Records:
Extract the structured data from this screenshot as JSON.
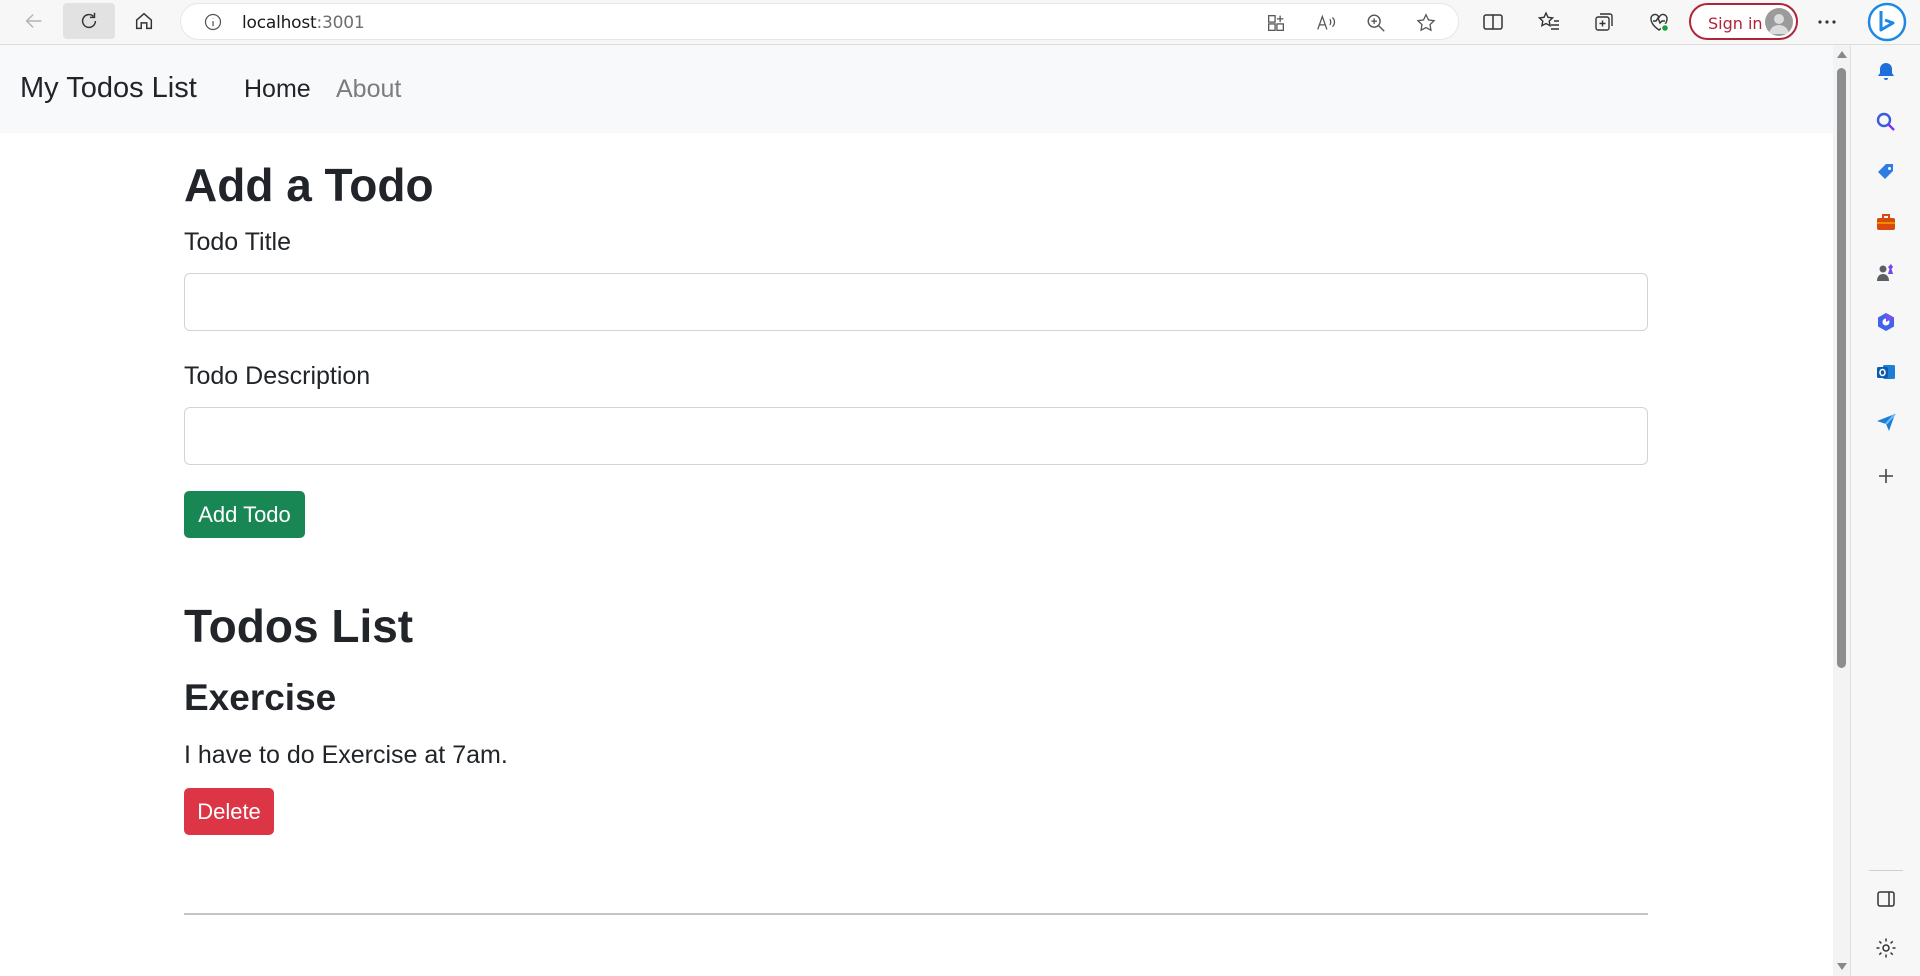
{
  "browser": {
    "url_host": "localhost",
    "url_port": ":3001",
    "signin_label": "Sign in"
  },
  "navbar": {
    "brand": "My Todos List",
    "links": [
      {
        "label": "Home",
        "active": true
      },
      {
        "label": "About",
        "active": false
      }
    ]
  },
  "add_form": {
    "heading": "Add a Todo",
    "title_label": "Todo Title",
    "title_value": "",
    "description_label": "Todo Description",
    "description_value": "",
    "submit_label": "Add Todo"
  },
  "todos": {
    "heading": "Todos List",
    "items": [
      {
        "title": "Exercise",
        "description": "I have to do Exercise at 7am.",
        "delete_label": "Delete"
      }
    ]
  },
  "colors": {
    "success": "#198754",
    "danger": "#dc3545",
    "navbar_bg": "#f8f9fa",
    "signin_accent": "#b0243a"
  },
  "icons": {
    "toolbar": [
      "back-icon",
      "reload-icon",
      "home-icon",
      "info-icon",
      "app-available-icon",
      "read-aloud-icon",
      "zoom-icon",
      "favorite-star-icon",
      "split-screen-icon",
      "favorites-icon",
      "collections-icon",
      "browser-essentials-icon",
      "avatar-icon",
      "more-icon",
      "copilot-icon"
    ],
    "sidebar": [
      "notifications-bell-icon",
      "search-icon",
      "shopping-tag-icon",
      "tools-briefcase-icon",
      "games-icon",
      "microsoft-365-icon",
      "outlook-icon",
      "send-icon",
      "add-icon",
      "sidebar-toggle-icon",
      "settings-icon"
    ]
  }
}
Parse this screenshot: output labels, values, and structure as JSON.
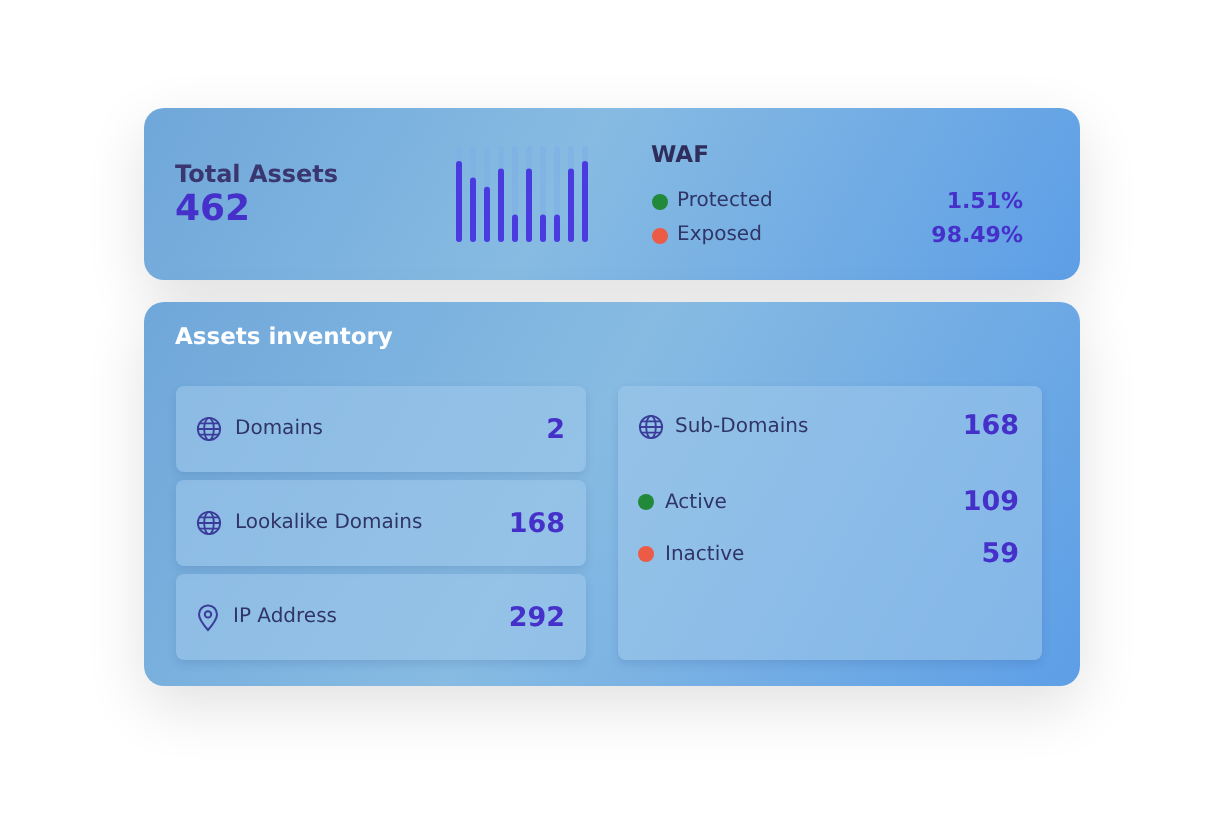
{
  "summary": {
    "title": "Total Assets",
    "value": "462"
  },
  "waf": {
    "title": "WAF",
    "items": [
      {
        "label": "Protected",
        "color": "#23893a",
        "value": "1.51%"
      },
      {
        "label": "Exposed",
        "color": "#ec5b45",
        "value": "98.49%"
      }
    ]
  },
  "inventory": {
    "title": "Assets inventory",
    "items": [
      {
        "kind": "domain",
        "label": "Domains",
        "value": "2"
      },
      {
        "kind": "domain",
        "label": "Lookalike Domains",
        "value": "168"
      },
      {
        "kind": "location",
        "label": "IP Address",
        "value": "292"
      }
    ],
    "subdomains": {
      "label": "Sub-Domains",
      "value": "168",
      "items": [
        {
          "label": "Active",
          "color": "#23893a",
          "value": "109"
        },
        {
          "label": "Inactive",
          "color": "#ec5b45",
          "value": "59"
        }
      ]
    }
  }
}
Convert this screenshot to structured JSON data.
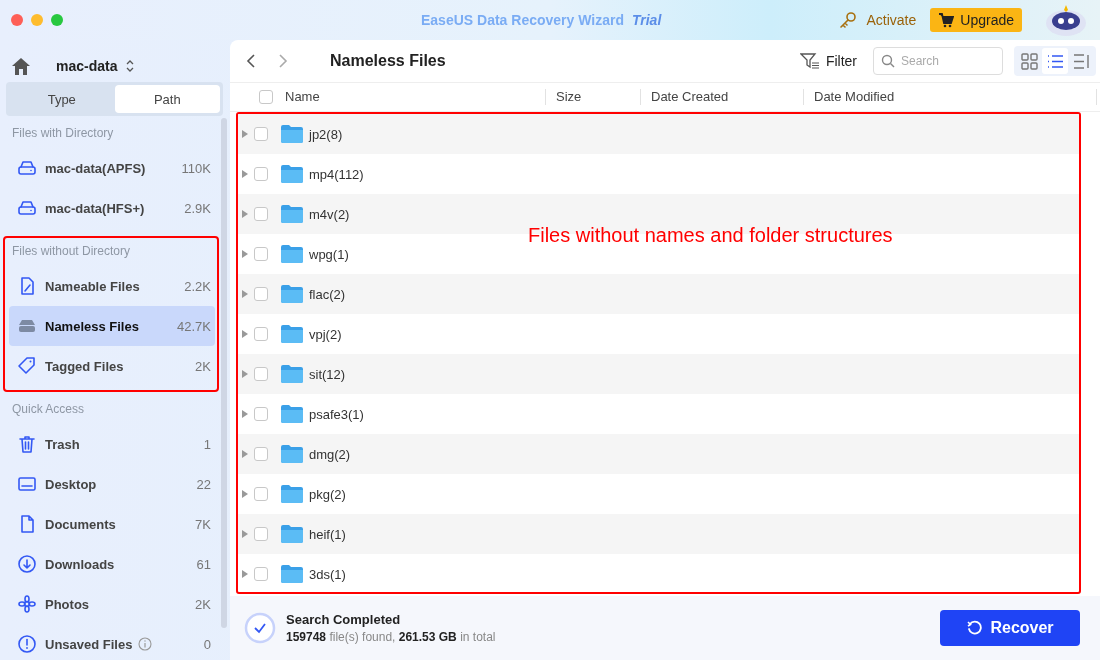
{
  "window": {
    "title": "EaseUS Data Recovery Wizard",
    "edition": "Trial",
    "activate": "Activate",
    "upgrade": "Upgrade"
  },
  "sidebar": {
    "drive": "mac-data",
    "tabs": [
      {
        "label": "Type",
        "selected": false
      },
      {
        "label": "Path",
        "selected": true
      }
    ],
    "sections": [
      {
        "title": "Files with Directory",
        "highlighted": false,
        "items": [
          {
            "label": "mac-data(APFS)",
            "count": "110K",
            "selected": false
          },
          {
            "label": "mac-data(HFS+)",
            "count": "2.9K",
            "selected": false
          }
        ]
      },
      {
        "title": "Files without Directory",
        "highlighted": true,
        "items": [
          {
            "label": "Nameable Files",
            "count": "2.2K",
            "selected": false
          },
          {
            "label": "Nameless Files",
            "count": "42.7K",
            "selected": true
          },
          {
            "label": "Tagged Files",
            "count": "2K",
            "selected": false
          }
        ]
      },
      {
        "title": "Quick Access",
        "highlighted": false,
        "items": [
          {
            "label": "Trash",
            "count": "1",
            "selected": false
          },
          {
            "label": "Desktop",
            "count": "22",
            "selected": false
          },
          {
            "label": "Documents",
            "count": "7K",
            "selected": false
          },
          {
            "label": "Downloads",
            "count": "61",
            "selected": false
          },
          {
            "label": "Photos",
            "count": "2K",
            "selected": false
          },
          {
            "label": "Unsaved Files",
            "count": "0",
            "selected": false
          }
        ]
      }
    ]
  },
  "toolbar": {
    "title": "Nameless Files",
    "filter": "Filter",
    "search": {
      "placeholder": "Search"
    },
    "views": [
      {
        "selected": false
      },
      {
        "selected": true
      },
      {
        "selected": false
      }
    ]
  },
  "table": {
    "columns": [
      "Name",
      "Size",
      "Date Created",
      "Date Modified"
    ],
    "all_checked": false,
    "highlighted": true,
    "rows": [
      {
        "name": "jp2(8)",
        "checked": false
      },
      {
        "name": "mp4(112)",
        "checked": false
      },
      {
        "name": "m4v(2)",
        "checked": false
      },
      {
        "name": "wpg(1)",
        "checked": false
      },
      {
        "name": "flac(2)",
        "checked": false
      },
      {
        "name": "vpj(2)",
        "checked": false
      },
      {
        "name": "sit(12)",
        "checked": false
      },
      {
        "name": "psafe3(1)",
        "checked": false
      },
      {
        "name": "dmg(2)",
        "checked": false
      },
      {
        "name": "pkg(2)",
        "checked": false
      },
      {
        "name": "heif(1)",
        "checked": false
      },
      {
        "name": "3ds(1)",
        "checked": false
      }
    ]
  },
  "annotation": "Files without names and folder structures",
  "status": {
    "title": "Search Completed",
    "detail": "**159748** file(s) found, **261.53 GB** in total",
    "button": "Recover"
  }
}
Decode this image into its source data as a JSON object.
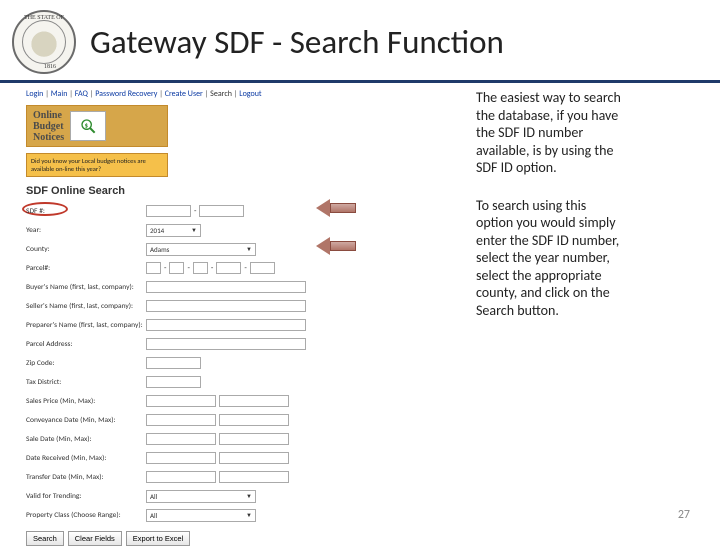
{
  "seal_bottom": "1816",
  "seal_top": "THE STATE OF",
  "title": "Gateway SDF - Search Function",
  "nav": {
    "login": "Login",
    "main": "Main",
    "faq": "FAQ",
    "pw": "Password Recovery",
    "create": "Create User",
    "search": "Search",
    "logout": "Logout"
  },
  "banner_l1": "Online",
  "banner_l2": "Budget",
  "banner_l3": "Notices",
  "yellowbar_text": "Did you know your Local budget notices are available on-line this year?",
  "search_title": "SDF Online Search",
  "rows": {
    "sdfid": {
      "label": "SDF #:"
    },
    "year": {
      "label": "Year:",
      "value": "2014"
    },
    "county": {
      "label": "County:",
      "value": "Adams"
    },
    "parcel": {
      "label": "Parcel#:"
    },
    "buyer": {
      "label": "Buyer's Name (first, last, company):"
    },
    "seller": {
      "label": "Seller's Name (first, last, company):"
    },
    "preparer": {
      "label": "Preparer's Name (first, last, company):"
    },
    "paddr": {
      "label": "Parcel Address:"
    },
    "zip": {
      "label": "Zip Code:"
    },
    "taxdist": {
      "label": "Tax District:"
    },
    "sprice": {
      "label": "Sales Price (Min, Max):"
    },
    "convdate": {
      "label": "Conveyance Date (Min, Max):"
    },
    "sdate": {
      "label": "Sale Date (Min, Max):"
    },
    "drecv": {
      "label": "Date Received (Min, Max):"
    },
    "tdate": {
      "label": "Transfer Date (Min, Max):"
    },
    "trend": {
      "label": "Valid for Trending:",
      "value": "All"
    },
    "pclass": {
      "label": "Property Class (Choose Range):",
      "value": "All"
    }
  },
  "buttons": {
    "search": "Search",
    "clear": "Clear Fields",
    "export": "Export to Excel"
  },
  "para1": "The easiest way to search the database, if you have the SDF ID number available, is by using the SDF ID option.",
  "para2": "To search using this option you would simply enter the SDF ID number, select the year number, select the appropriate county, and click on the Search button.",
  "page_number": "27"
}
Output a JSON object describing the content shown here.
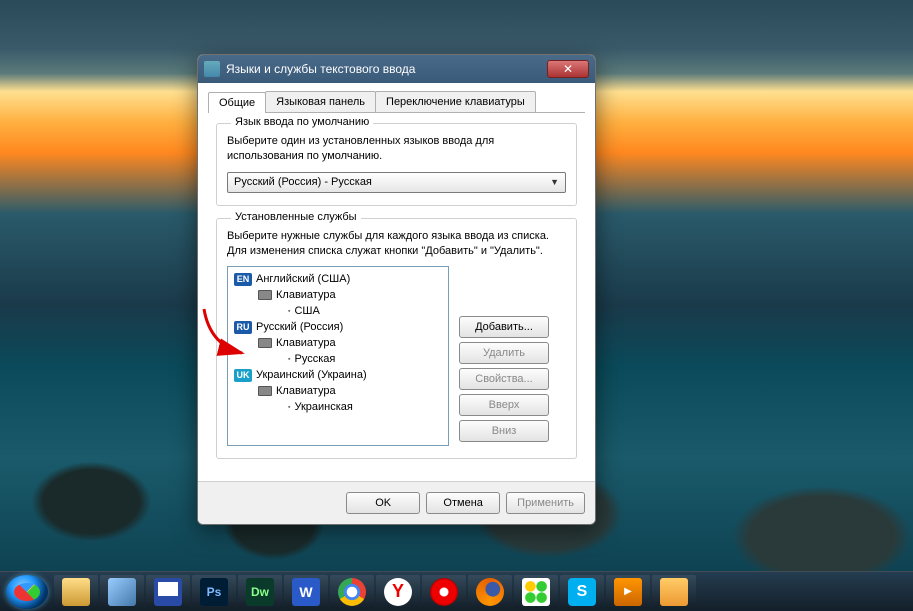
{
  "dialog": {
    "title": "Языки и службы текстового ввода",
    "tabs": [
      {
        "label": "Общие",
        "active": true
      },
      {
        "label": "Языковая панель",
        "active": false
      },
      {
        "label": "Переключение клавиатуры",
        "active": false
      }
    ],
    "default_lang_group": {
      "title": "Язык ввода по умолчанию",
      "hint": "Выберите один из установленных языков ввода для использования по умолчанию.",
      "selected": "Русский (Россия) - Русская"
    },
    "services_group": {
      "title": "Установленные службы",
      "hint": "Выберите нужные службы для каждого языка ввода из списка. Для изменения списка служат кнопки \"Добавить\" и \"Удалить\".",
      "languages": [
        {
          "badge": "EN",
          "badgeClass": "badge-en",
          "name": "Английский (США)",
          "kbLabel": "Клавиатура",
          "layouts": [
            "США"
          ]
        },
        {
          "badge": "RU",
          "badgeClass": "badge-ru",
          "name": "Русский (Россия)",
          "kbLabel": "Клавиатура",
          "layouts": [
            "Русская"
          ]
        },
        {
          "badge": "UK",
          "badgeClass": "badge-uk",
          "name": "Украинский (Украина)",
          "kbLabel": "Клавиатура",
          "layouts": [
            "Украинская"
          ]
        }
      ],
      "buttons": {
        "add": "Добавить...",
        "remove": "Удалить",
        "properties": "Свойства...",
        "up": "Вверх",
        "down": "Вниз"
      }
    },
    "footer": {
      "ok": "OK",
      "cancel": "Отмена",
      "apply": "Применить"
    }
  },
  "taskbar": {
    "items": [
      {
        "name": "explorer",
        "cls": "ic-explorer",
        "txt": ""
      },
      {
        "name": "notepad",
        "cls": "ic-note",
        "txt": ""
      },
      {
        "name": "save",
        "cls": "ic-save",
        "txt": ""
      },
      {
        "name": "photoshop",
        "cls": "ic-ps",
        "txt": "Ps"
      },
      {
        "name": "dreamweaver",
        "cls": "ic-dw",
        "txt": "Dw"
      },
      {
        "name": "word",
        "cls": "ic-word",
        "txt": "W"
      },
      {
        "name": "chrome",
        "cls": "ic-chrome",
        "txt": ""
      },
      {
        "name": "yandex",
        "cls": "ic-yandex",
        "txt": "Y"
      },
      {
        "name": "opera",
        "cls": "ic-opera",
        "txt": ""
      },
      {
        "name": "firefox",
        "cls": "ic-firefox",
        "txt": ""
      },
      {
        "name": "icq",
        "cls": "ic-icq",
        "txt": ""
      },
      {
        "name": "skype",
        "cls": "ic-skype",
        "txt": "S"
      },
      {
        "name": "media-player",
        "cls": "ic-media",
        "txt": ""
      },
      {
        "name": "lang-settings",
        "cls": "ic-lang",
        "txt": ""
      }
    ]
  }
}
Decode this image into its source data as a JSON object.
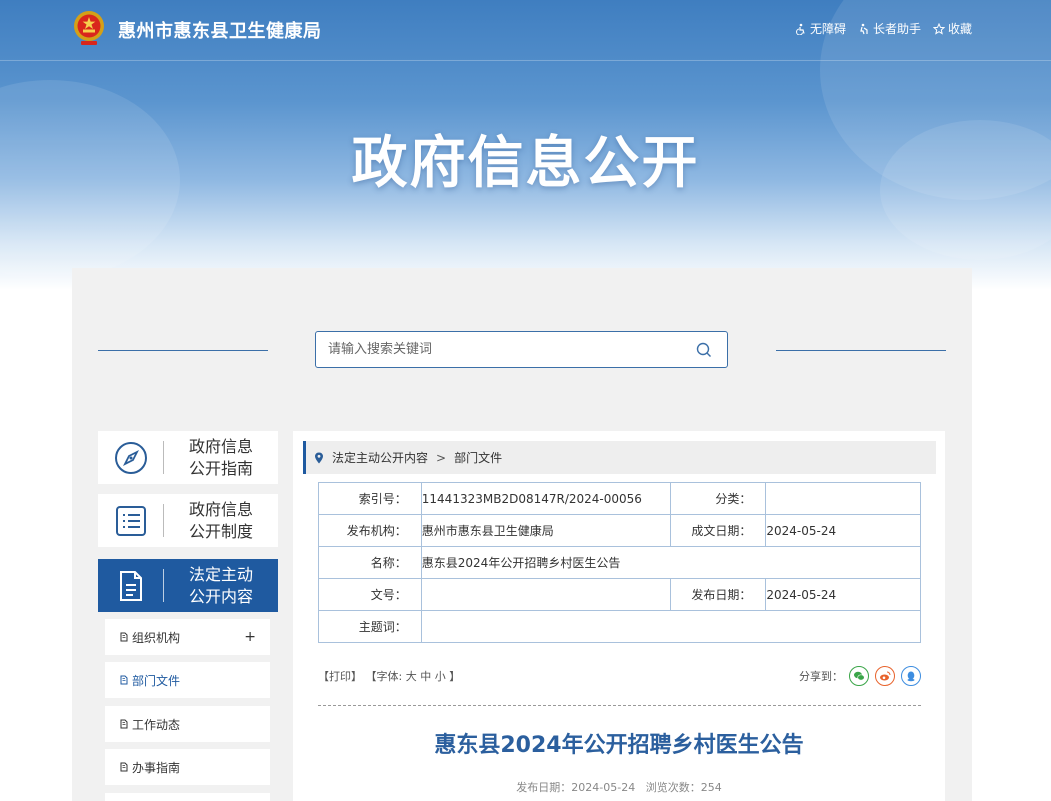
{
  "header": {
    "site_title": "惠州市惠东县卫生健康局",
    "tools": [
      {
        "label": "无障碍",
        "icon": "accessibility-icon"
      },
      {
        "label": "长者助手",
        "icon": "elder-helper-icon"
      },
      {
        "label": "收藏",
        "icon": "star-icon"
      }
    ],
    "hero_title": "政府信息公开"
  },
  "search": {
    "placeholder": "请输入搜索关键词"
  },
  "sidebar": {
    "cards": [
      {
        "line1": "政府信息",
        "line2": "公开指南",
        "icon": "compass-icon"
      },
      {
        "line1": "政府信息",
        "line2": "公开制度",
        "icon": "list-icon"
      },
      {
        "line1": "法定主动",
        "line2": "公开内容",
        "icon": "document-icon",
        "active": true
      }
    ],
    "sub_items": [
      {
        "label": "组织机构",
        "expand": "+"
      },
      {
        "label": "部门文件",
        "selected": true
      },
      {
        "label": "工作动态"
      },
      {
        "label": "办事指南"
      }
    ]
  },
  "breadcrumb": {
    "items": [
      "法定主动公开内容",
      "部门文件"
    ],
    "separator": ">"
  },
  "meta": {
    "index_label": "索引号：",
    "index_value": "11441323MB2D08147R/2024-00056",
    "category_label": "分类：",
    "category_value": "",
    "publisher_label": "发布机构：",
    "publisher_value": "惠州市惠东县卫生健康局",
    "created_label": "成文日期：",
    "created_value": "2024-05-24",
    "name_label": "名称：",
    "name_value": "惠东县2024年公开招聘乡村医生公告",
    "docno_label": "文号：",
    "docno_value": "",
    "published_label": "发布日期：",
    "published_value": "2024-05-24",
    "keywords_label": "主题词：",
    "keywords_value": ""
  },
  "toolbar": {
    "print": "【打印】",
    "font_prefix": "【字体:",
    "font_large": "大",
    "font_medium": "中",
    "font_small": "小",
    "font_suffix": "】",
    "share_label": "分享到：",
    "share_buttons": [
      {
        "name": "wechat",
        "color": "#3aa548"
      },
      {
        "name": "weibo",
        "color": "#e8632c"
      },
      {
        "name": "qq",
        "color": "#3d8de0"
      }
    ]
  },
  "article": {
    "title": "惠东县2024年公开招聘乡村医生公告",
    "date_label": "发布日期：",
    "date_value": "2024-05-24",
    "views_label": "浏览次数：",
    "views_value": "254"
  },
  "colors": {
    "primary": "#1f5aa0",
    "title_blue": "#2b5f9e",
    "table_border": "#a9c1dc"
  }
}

WORK TO BE COMPLETED:
Scan the lines for the string "first". Pick out every line that has it.

FINAL ANSWER:
      "label": "Buyer's Name (first, last, company):"
      "label": "Seller's Name (first, last, company):"
      "label": "Preparer's Name (first, last, company):"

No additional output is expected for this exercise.